Listed records –
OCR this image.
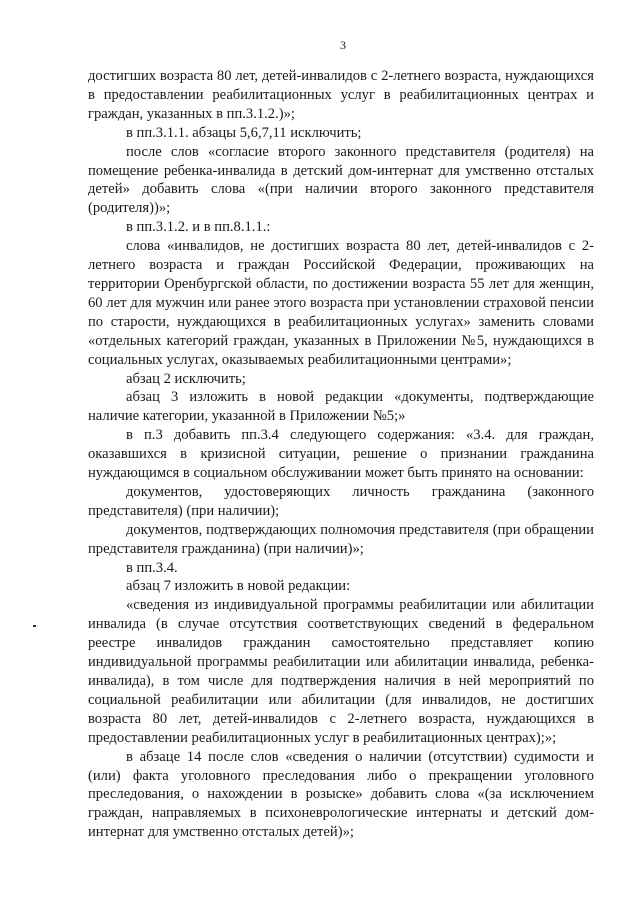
3

достигших возраста 80 лет, детей-инвалидов с 2-летнего возраста, нуждающихся в предоставлении реабилитационных услуг в реабилитационных центрах и граждан, указанных в пп.3.1.2.)»;

в пп.3.1.1. абзацы 5,6,7,11 исключить;

после слов «согласие второго законного представителя (родителя) на помещение ребенка-инвалида в детский дом-интернат для умственно отсталых детей» добавить слова «(при наличии второго законного представителя (родителя))»;

в пп.3.1.2. и в пп.8.1.1.:

слова «инвалидов, не достигших возраста 80 лет, детей-инвалидов с 2-летнего возраста и граждан Российской Федерации, проживающих на территории Оренбургской области, по достижении возраста 55 лет для женщин, 60 лет для мужчин или ранее этого возраста при установлении страховой пенсии по старости, нуждающихся в реабилитационных услугах» заменить словами «отдельных категорий граждан, указанных в Приложении №5, нуждающихся в социальных услугах, оказываемых реабилитационными центрами»;

абзац 2 исключить;

абзац 3 изложить в новой редакции «документы, подтверждающие наличие категории, указанной в Приложении №5;»

в п.3 добавить пп.3.4 следующего содержания: «3.4. для граждан, оказавшихся в кризисной ситуации, решение о признании гражданина нуждающимся в социальном обслуживании может быть принято на основании:

документов, удостоверяющих личность гражданина (законного представителя) (при наличии);

документов, подтверждающих полномочия представителя (при обращении представителя гражданина) (при наличии)»;

в пп.3.4.

абзац 7 изложить в новой редакции:

«сведения из индивидуальной программы реабилитации или абилитации инвалида (в случае отсутствия соответствующих сведений в федеральном реестре инвалидов гражданин самостоятельно представляет копию индивидуальной программы реабилитации или абилитации инвалида, ребенка-инвалида), в том числе для подтверждения наличия в ней мероприятий по социальной реабилитации или абилитации (для инвалидов, не достигших возраста 80 лет, детей-инвалидов с 2-летнего возраста, нуждающихся в предоставлении реабилитационных услуг в реабилитационных центрах);»;

в абзаце 14 после слов «сведения о наличии (отсутствии) судимости и (или) факта уголовного преследования либо о прекращении уголовного преследования, о нахождении в розыске» добавить слова «(за исключением граждан, направляемых в психоневрологические интернаты и детский дом-интернат для умственно отсталых детей)»;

What needs to be done –
Copy all lines of the material above where the string "инвалидов" occurs.

Right answer –
достигших возраста 80 лет, детей-инвалидов с 2-летнего возраста, нуждающихся в предоставлении реабилитационных услуг в реабилитационных центрах и граждан, указанных в пп.3.1.2.)»;
слова «инвалидов, не достигших возраста 80 лет, детей-инвалидов с 2-летнего возраста и граждан Российской Федерации, проживающих на территории Оренбургской области, по достижении возраста 55 лет для женщин, 60 лет для мужчин или ранее этого возраста при установлении страховой пенсии по старости, нуждающихся в реабилитационных услугах» заменить словами «отдельных категорий граждан, указанных в Приложении №5, нуждающихся в социальных услугах, оказываемых реабилитационными центрами»;
«сведения из индивидуальной программы реабилитации или абилитации инвалида (в случае отсутствия соответствующих сведений в федеральном реестре инвалидов гражданин самостоятельно представляет копию индивидуальной программы реабилитации или абилитации инвалида, ребенка-инвалида), в том числе для подтверждения наличия в ней мероприятий по социальной реабилитации или абилитации (для инвалидов, не достигших возраста 80 лет, детей-инвалидов с 2-летнего возраста, нуждающихся в предоставлении реабилитационных услуг в реабилитационных центрах);»;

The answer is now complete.